▶ **INPUT MATERIAL**
--------------------------------------------------

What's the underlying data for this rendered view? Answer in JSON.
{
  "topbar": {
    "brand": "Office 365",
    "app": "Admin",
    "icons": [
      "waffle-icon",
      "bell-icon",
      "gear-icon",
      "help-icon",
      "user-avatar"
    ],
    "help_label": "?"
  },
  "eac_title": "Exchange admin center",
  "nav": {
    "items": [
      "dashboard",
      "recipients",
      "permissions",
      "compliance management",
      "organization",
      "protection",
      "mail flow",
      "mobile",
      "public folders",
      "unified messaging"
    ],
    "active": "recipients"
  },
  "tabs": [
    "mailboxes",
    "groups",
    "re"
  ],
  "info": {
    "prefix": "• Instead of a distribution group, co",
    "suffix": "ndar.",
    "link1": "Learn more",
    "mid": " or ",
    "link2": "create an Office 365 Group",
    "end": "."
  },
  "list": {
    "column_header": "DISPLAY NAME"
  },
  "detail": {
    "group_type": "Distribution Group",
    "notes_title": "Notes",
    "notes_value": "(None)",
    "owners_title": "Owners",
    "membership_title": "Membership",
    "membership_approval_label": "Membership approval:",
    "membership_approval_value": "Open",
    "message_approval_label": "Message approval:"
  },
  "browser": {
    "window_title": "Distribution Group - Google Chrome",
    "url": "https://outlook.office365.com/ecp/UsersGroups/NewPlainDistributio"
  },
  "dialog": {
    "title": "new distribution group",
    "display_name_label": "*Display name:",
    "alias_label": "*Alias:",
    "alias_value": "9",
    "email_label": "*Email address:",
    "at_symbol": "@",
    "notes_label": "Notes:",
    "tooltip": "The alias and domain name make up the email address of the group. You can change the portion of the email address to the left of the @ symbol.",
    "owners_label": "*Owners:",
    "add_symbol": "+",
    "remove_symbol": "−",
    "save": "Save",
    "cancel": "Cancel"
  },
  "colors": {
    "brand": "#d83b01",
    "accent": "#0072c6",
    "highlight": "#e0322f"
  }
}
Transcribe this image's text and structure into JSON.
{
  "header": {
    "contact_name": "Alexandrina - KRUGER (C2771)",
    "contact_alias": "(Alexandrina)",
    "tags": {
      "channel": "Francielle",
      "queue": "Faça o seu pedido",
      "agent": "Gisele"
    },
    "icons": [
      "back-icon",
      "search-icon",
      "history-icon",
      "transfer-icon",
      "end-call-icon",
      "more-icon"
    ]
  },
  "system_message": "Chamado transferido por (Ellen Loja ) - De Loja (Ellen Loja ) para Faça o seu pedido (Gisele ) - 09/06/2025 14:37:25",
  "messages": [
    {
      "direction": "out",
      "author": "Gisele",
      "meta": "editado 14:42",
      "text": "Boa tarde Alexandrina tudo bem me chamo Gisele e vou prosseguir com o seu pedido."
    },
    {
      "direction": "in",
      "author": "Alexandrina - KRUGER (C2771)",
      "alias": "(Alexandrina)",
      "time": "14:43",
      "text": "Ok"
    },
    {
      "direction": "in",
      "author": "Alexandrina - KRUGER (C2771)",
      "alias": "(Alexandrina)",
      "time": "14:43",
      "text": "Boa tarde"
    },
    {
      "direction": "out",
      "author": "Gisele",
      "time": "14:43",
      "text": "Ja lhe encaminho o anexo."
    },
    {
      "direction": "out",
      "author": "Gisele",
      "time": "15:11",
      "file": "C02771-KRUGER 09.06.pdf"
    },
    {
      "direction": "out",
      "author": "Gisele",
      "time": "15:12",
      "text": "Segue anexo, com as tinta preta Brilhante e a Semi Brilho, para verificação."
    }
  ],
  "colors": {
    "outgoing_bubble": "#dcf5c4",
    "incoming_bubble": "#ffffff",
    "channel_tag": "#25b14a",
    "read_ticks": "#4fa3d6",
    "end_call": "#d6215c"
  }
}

--------------------------------------------------

Return all of the entries exactly as they were supplied.

▶ **RESULT**
What's the underlying data for this rendered view? Answer in JSON.
{
  "topbar": {
    "brand": "Office 365",
    "app": "Admin",
    "icons": [
      "waffle-icon",
      "bell-icon",
      "gear-icon",
      "help-icon",
      "user-avatar"
    ],
    "help_label": "?"
  },
  "eac_title": "Exchange admin center",
  "nav": {
    "items": [
      "dashboard",
      "recipients",
      "permissions",
      "compliance management",
      "organization",
      "protection",
      "mail flow",
      "mobile",
      "public folders",
      "unified messaging"
    ],
    "active": "recipients"
  },
  "tabs": [
    "mailboxes",
    "groups",
    "re"
  ],
  "info": {
    "prefix": "• Instead of a distribution group, co",
    "suffix": "ndar.",
    "link1": "Learn more",
    "mid": " or ",
    "link2": "create an Office 365 Group",
    "end": "."
  },
  "list": {
    "column_header": "DISPLAY NAME"
  },
  "detail": {
    "group_type": "Distribution Group",
    "notes_title": "Notes",
    "notes_value": "(None)",
    "owners_title": "Owners",
    "membership_title": "Membership",
    "membership_approval_label": "Membership approval:",
    "membership_approval_value": "Open",
    "message_approval_label": "Message approval:"
  },
  "browser": {
    "window_title": "Distribution Group - Google Chrome",
    "url": "https://outlook.office365.com/ecp/UsersGroups/NewPlainDistributio"
  },
  "dialog": {
    "title": "new distribution group",
    "display_name_label": "*Display name:",
    "alias_label": "*Alias:",
    "alias_value": "9",
    "email_label": "*Email address:",
    "at_symbol": "@",
    "notes_label": "Notes:",
    "tooltip": "The alias and domain name make up the email address of the group. You can change the portion of the email address to the left of the @ symbol.",
    "owners_label": "*Owners:",
    "add_symbol": "+",
    "remove_symbol": "−",
    "save": "Save",
    "cancel": "Cancel"
  },
  "colors": {
    "brand": "#d83b01",
    "accent": "#0072c6",
    "highlight": "#e0322f"
  }
}
Transcribe this image's text and structure into JSON.
{
  "header": {
    "contact_name": "Alexandrina - KRUGER (C2771)",
    "contact_alias": "(Alexandrina)",
    "tags": {
      "channel": "Francielle",
      "queue": "Faça o seu pedido",
      "agent": "Gisele"
    },
    "icons": [
      "back-icon",
      "search-icon",
      "history-icon",
      "transfer-icon",
      "end-call-icon",
      "more-icon"
    ]
  },
  "system_message": "Chamado transferido por (Ellen Loja ) - De Loja (Ellen Loja ) para Faça o seu pedido (Gisele ) - 09/06/2025 14:37:25",
  "messages": [
    {
      "direction": "out",
      "author": "Gisele",
      "meta": "editado 14:42",
      "text": "Boa tarde Alexandrina tudo bem me chamo Gisele e vou prosseguir com o seu pedido."
    },
    {
      "direction": "in",
      "author": "Alexandrina - KRUGER (C2771)",
      "alias": "(Alexandrina)",
      "time": "14:43",
      "text": "Ok"
    },
    {
      "direction": "in",
      "author": "Alexandrina - KRUGER (C2771)",
      "alias": "(Alexandrina)",
      "time": "14:43",
      "text": "Boa tarde"
    },
    {
      "direction": "out",
      "author": "Gisele",
      "time": "14:43",
      "text": "Ja lhe encaminho o anexo."
    },
    {
      "direction": "out",
      "author": "Gisele",
      "time": "15:11",
      "file": "C02771-KRUGER 09.06.pdf"
    },
    {
      "direction": "out",
      "author": "Gisele",
      "time": "15:12",
      "text": "Segue anexo, com as tinta preta Brilhante e a Semi Brilho, para verificação."
    }
  ],
  "colors": {
    "outgoing_bubble": "#dcf5c4",
    "incoming_bubble": "#ffffff",
    "channel_tag": "#25b14a",
    "read_ticks": "#4fa3d6",
    "end_call": "#d6215c"
  }
}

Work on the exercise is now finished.